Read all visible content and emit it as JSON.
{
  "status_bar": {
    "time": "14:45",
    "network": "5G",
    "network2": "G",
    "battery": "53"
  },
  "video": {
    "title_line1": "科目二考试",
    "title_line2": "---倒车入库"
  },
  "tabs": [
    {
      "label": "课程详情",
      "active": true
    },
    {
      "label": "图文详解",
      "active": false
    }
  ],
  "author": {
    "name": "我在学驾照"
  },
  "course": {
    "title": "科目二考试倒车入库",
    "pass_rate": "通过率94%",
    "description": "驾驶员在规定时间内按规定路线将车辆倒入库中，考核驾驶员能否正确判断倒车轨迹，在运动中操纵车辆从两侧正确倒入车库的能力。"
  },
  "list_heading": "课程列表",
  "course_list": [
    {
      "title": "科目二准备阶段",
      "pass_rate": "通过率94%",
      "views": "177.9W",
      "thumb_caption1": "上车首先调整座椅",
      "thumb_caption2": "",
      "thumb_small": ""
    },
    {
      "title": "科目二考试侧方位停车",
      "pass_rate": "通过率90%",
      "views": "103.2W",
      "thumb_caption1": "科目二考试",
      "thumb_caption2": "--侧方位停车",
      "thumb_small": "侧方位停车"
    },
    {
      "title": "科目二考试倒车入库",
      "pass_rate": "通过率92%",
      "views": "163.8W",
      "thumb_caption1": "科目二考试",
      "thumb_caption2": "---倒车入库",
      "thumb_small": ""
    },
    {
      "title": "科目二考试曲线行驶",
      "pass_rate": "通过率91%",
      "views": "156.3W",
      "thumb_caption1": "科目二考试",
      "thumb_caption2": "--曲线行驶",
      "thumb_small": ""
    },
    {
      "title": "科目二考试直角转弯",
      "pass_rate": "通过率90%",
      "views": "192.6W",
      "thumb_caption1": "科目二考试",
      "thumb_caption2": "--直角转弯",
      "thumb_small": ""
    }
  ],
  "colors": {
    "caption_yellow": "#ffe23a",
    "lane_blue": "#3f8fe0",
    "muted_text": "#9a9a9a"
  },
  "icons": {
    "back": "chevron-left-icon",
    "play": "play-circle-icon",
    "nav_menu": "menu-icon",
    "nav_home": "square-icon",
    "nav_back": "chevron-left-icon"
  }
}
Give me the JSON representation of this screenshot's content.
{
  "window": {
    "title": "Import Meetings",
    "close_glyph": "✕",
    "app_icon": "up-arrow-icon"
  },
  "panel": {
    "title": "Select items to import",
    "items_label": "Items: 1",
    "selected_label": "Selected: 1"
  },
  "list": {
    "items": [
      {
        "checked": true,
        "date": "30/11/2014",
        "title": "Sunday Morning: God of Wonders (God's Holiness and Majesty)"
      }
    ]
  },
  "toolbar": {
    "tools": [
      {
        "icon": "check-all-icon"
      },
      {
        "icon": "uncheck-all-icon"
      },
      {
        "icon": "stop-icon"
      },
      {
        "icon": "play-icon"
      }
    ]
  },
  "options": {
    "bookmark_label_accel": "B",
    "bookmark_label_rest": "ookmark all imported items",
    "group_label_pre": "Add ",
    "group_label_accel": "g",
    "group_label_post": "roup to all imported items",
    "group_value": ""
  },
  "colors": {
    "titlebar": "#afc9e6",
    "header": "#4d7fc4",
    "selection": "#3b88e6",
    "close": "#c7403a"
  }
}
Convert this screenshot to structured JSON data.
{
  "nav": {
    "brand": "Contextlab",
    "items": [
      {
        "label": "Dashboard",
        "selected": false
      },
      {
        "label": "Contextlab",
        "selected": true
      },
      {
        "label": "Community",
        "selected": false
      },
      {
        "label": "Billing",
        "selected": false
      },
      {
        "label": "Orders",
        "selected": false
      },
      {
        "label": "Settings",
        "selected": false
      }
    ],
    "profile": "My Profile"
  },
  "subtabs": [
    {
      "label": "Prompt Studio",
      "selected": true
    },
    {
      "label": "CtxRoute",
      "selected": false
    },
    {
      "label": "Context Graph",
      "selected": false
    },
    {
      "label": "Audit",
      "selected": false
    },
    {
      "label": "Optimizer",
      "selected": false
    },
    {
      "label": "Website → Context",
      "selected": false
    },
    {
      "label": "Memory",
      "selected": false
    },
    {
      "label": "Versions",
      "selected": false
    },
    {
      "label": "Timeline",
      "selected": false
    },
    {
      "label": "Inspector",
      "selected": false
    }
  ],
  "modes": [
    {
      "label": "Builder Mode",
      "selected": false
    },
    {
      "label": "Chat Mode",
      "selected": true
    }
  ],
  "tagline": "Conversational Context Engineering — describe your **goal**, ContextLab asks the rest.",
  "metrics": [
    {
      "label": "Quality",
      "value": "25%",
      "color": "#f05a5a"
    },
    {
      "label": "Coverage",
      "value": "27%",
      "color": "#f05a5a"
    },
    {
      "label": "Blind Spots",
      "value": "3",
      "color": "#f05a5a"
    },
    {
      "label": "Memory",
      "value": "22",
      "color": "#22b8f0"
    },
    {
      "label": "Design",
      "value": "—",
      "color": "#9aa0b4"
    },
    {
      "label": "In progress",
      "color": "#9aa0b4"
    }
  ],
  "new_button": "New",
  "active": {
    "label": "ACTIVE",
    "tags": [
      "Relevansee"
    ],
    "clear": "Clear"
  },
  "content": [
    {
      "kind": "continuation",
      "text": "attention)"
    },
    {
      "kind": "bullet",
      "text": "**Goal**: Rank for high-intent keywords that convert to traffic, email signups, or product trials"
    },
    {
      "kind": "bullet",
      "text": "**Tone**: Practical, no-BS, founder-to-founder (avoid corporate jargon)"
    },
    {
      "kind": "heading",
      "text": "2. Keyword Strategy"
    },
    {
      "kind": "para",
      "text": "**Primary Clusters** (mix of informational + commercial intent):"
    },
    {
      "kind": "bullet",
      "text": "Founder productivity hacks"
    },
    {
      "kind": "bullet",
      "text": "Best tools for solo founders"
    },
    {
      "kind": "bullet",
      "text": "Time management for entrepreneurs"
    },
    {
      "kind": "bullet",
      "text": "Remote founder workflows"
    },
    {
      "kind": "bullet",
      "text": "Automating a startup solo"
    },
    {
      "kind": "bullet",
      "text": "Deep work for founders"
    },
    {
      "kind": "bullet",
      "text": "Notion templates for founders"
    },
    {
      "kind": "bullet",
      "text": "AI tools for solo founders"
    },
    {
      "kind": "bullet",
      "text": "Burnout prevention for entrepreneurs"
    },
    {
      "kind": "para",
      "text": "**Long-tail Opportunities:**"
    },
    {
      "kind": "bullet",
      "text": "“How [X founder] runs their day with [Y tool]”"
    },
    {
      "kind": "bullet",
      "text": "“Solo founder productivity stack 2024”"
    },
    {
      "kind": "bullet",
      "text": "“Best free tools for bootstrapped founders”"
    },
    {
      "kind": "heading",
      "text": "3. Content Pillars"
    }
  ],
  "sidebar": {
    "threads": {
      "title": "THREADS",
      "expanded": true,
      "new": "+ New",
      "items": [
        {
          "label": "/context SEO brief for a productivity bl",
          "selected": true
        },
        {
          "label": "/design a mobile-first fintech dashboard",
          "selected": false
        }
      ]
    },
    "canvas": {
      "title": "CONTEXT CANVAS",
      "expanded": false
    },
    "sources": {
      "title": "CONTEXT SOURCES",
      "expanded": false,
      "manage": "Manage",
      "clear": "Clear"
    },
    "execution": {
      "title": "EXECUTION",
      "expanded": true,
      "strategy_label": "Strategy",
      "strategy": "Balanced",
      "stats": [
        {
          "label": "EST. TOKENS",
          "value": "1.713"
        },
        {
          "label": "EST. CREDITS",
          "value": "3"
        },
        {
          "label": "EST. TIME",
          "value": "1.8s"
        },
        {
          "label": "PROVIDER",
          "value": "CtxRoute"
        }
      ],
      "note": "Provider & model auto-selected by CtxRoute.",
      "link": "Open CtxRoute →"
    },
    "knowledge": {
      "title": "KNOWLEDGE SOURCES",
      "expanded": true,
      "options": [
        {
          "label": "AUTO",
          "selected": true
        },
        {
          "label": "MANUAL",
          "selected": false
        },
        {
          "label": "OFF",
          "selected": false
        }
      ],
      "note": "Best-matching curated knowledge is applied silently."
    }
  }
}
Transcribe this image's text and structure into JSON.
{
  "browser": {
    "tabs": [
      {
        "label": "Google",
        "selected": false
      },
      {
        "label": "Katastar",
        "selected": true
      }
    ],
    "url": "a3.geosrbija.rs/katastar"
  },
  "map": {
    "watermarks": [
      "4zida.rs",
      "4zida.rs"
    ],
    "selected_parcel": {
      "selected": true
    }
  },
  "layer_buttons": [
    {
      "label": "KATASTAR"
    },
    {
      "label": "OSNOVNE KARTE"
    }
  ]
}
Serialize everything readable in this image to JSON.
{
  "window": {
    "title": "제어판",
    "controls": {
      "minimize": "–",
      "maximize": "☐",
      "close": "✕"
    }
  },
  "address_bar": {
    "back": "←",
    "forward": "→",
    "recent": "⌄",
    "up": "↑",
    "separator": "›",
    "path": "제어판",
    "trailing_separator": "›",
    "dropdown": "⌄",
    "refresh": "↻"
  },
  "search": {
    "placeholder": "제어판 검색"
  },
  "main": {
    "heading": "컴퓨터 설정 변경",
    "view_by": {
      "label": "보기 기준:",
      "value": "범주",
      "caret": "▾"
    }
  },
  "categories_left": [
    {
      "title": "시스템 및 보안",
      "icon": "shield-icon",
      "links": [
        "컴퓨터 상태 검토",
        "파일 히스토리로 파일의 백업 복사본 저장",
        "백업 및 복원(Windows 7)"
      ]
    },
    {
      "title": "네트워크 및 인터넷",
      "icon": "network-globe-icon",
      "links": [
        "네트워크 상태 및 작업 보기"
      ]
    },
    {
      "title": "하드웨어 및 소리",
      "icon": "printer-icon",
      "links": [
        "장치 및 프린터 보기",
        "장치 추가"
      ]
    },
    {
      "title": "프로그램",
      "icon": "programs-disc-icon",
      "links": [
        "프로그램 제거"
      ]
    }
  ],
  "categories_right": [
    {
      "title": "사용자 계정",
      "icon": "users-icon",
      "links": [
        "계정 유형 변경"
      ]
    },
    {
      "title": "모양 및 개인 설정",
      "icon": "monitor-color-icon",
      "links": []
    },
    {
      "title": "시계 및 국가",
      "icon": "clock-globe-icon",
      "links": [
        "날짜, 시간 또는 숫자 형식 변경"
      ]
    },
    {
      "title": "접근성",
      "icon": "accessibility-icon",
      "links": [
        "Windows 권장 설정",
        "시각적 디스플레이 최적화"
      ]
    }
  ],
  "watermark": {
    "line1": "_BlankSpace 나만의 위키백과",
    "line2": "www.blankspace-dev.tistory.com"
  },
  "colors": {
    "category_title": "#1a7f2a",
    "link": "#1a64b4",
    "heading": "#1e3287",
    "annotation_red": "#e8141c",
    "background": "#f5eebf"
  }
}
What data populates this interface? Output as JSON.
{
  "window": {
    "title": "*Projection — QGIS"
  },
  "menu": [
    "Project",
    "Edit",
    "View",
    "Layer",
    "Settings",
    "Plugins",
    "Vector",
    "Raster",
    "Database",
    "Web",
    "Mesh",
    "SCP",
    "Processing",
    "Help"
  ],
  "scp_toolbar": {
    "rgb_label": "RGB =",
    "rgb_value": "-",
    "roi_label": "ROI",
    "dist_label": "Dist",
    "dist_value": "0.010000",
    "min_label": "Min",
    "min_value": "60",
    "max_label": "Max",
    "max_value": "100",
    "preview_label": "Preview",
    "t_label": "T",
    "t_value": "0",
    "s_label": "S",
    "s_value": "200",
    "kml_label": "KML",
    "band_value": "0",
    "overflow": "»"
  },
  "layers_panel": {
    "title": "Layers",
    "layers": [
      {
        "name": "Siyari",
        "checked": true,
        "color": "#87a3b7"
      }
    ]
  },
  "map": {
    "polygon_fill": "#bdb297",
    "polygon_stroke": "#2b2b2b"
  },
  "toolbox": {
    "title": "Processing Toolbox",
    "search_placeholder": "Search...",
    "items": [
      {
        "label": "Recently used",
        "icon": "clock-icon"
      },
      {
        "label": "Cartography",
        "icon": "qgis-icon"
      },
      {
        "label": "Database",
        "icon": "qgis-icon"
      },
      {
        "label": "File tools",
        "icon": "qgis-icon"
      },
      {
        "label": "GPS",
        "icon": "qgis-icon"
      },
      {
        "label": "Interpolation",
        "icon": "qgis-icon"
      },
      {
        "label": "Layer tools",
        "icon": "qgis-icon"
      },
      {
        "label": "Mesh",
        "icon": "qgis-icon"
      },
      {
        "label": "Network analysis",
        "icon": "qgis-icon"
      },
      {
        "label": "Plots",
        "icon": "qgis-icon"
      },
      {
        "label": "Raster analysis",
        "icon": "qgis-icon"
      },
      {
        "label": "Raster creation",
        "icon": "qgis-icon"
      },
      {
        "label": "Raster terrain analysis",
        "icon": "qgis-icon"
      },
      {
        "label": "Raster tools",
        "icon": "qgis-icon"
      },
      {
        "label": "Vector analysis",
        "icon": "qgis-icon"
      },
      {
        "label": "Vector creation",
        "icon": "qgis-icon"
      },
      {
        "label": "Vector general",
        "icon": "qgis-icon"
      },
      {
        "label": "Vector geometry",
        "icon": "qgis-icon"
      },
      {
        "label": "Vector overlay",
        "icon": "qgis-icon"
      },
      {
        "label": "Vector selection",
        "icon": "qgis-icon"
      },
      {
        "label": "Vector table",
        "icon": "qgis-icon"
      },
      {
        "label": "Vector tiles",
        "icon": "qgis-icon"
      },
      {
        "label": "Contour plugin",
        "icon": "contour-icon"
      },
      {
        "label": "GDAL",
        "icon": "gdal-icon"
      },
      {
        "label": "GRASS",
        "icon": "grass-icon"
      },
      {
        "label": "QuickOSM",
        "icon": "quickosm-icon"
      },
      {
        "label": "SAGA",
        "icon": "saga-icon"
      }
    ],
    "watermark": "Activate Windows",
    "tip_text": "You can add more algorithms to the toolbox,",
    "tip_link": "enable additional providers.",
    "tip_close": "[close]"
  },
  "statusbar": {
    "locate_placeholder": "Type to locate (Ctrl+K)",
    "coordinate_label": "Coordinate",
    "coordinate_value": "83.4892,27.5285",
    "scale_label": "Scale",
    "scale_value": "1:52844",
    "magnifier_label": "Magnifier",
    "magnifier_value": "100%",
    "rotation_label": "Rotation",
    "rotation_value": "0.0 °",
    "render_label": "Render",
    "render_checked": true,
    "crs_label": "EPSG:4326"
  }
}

DIRECTION | Only the number is wanted: how many lines of the data contain the word "play"?

WRITTEN REPLY | 2